WRITTEN REQUEST | Output all entries verbatim. Skip pictures.

· · · · · · ·

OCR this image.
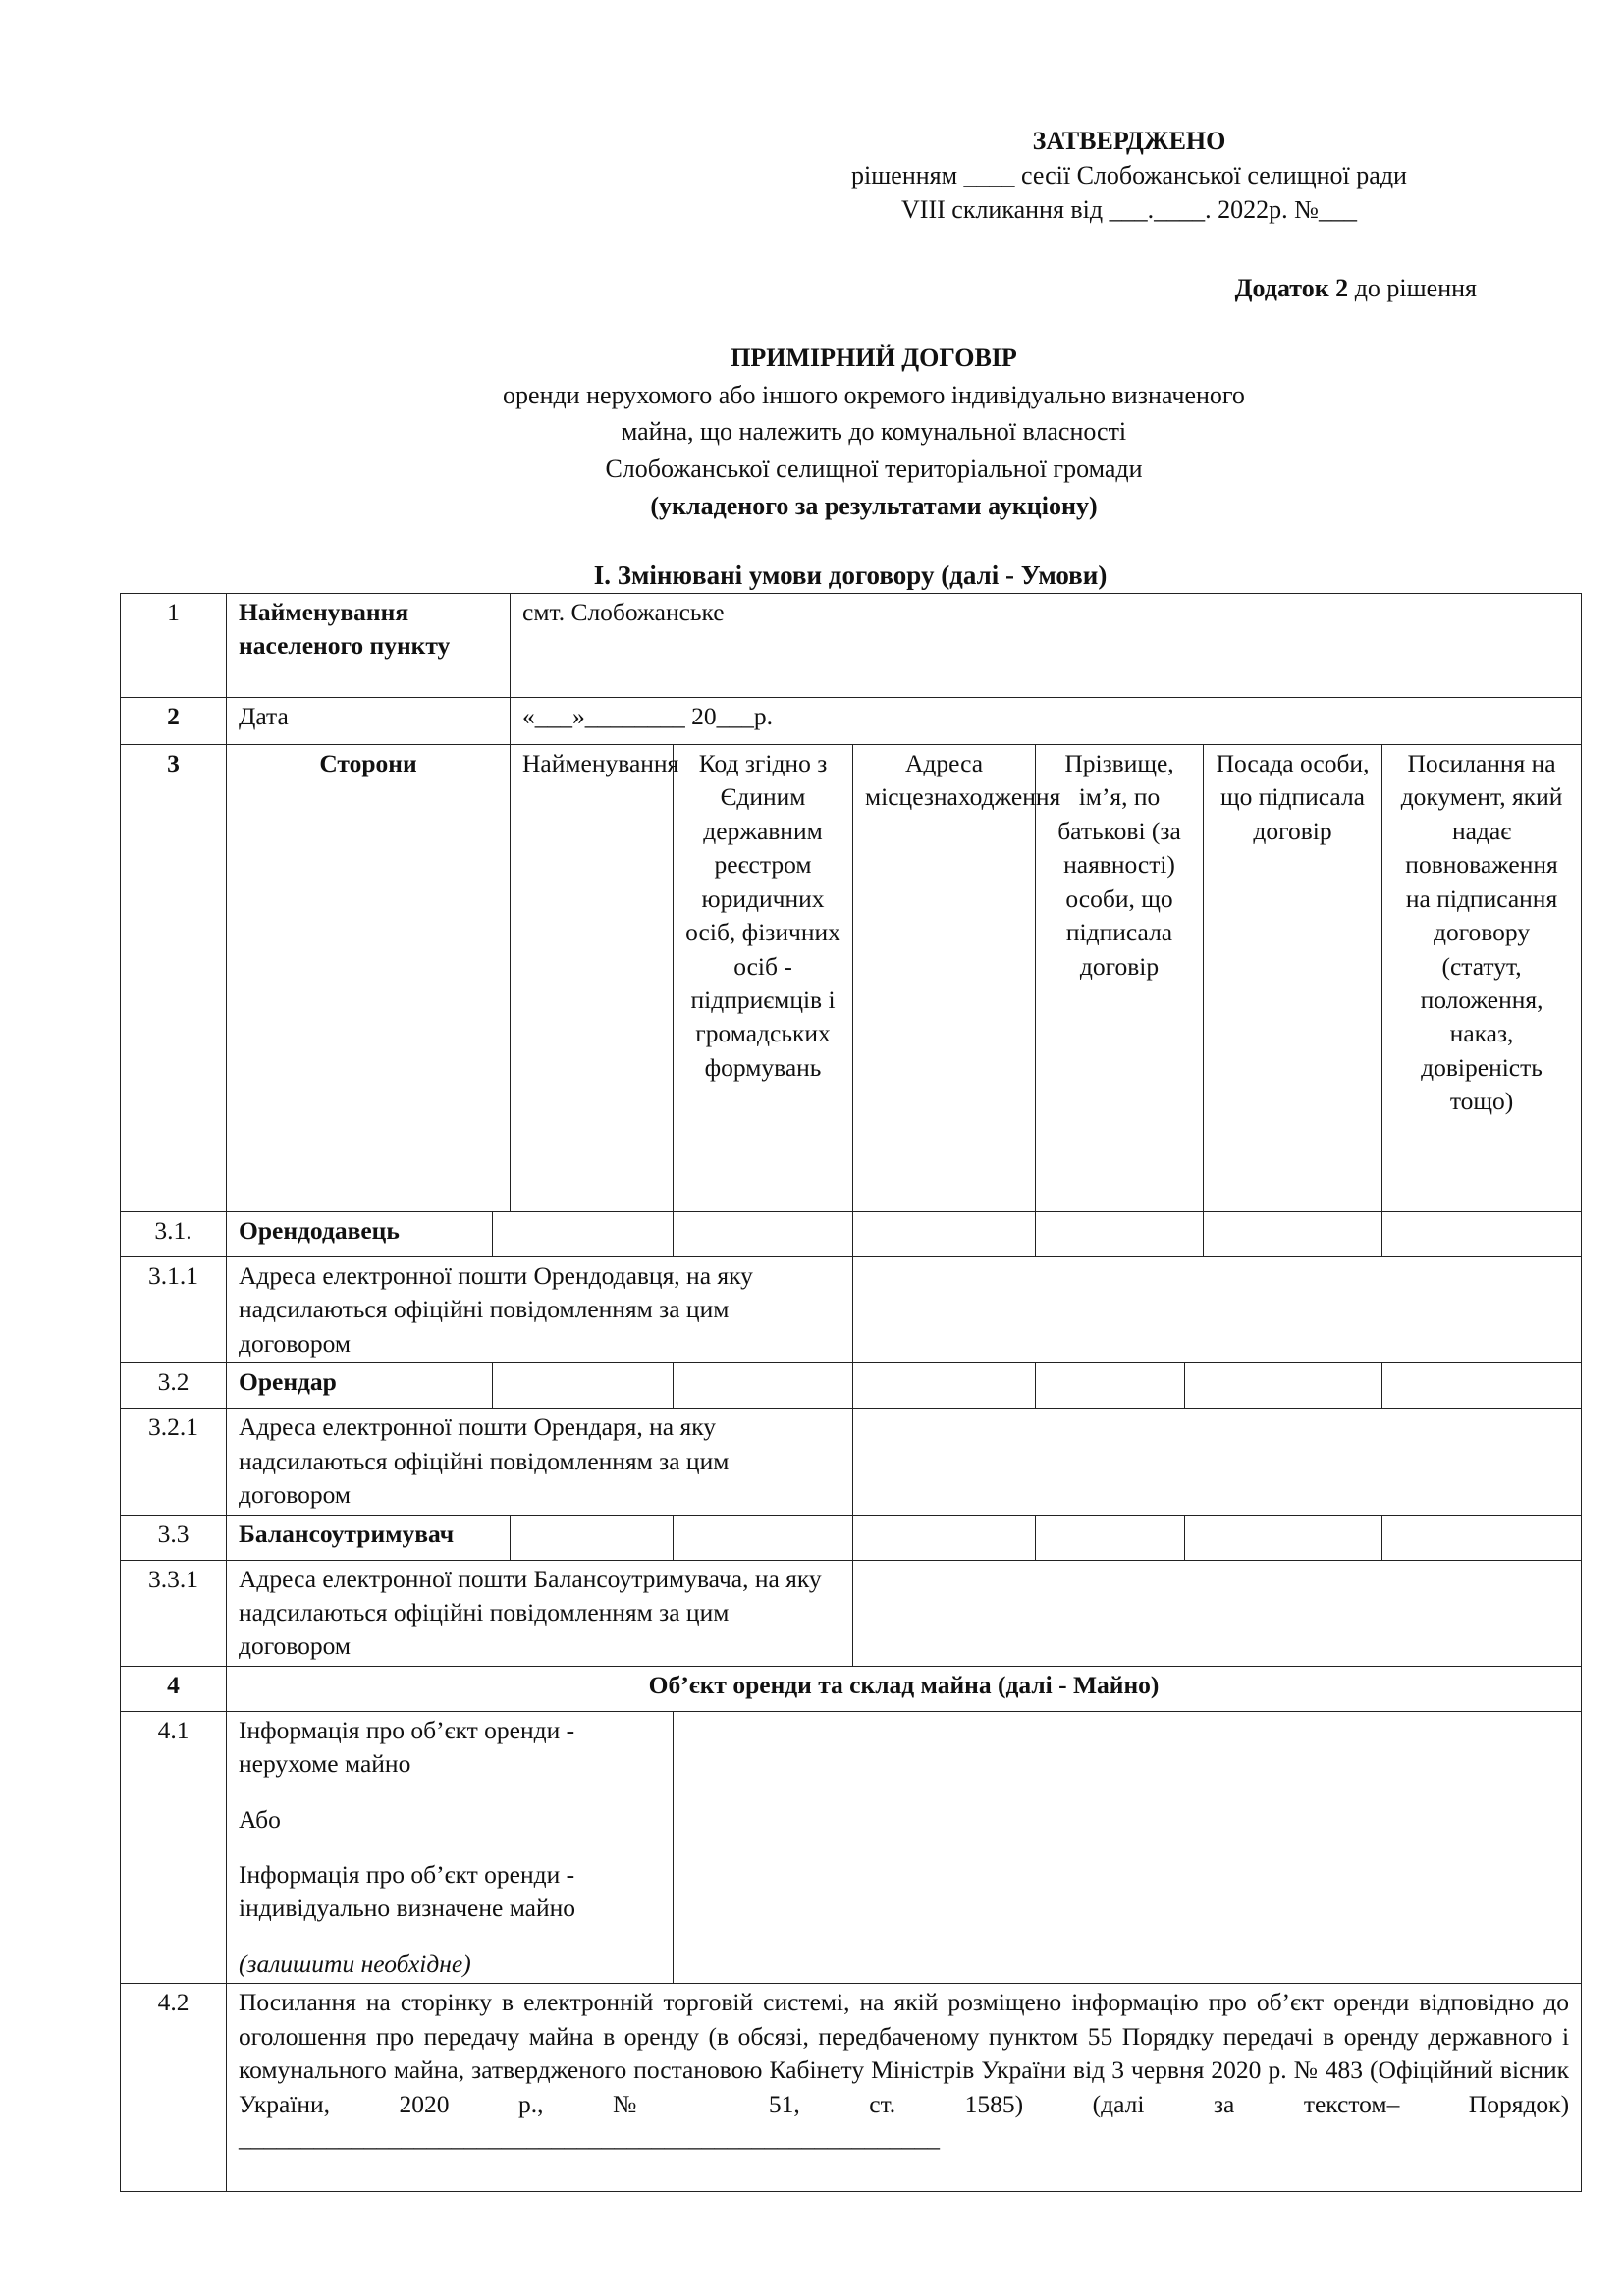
ЗАТВЕРДЖЕНО
рішенням ____ сесії Слобожанської селищної ради
VIII скликання від ___.____. 2022р. №___
Додаток 2 до рішення
ПРИМІРНИЙ ДОГОВІР
оренди нерухомого або іншого окремого індивідуально визначеного
майна, що належить до комунальної власності
Слобожанської селищної територіальної громади
(укладеного за результатами аукціону)
І. Змінювані умови договору (далі - Умови)
1	Найменування населеного пункту		смт. Слобожанське						
2	Дата		«___»________ 20___р.						
3	Сторони		Найменування	Код згідно з Єдиним державним реєстром юридичних осіб, фізичних осіб - підприємців і громадських формувань	Адреса місцезнаходження	Прізвище, ім’я, по батькові (за наявності) особи, що підписала договір		Посада особи, що підписала договір	Посилання на документ, який надає повноваження на підписання договору (статут, положення, наказ, довіреність тощо)
3.1.	Орендодавець								
3.1.1	Адреса електронної пошти Орендодавця, на яку надсилаються офіційні повідомленням за цим договором								
3.2	Орендар								
3.2.1	Адреса електронної пошти Орендаря, на яку надсилаються офіційні повідомленням за цим договором								
3.3	Балансоутримувач								
3.3.1	Адреса електронної пошти Балансоутримувача, на яку надсилаються офіційні повідомленням за цим договором								
4	Об’єкт оренди та склад майна (далі - Майно)								
4.1	Інформація про об’єкт оренди - нерухоме майно
Або
Інформація про об’єкт оренди - індивідуально визначене майно
(залишити необхідне)								

4.2	Посилання на сторінку в електронній торговій системі, на якій розміщено інформацію про об’єкт оренди відповідно до оголошення про передачу майна в оренду (в обсязі, передбаченому пунктом 55 Порядку передачі в оренду державного і комунального майна, затвердженого постановою Кабінету Міністрів України від 3 червня 2020 р. № 483 (Офіційний вісник України, 2020 р., № 51, ст. 1585) (далі за текстом– Порядок) ________________________________________________________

· · · · · · ·

IN RESPONSE |
OCR this image.
ЗАТВЕРДЖЕНО
рішенням ____ сесії Слобожанської селищної ради
VIII скликання від ___.____. 2022р. №___
Додаток 2 до рішення
ПРИМІРНИЙ ДОГОВІР
оренди нерухомого або іншого окремого індивідуально визначеного
майна, що належить до комунальної власності
Слобожанської селищної територіальної громади
(укладеного за результатами аукціону)
І. Змінювані умови договору (далі - Умови)
1	Найменування населеного пункту		смт. Слобожанське						
2	Дата		«___»________ 20___р.						
3	Сторони		Найменування	Код згідно з Єдиним державним реєстром юридичних осіб, фізичних осіб - підприємців і громадських формувань	Адреса місцезнаходження	Прізвище, ім’я, по батькові (за наявності) особи, що підписала договір		Посада особи, що підписала договір	Посилання на документ, який надає повноваження на підписання договору (статут, положення, наказ, довіреність тощо)
3.1.	Орендодавець								
3.1.1	Адреса електронної пошти Орендодавця, на яку надсилаються офіційні повідомленням за цим договором								
3.2	Орендар								
3.2.1	Адреса електронної пошти Орендаря, на яку надсилаються офіційні повідомленням за цим договором								
3.3	Балансоутримувач								
3.3.1	Адреса електронної пошти Балансоутримувача, на яку надсилаються офіційні повідомленням за цим договором								
4	Об’єкт оренди та склад майна (далі - Майно)								
4.1	Інформація про об’єкт оренди - нерухоме майно
Або
Інформація про об’єкт оренди - індивідуально визначене майно
(залишити необхідне)								

4.2	Посилання на сторінку в електронній торговій системі, на якій розміщено інформацію про об’єкт оренди відповідно до оголошення про передачу майна в оренду (в обсязі, передбаченому пунктом 55 Порядку передачі в оренду державного і комунального майна, затвердженого постановою Кабінету Міністрів України від 3 червня 2020 р. № 483 (Офіційний вісник України, 2020 р., № 51, ст. 1585) (далі за текстом– Порядок) ________________________________________________________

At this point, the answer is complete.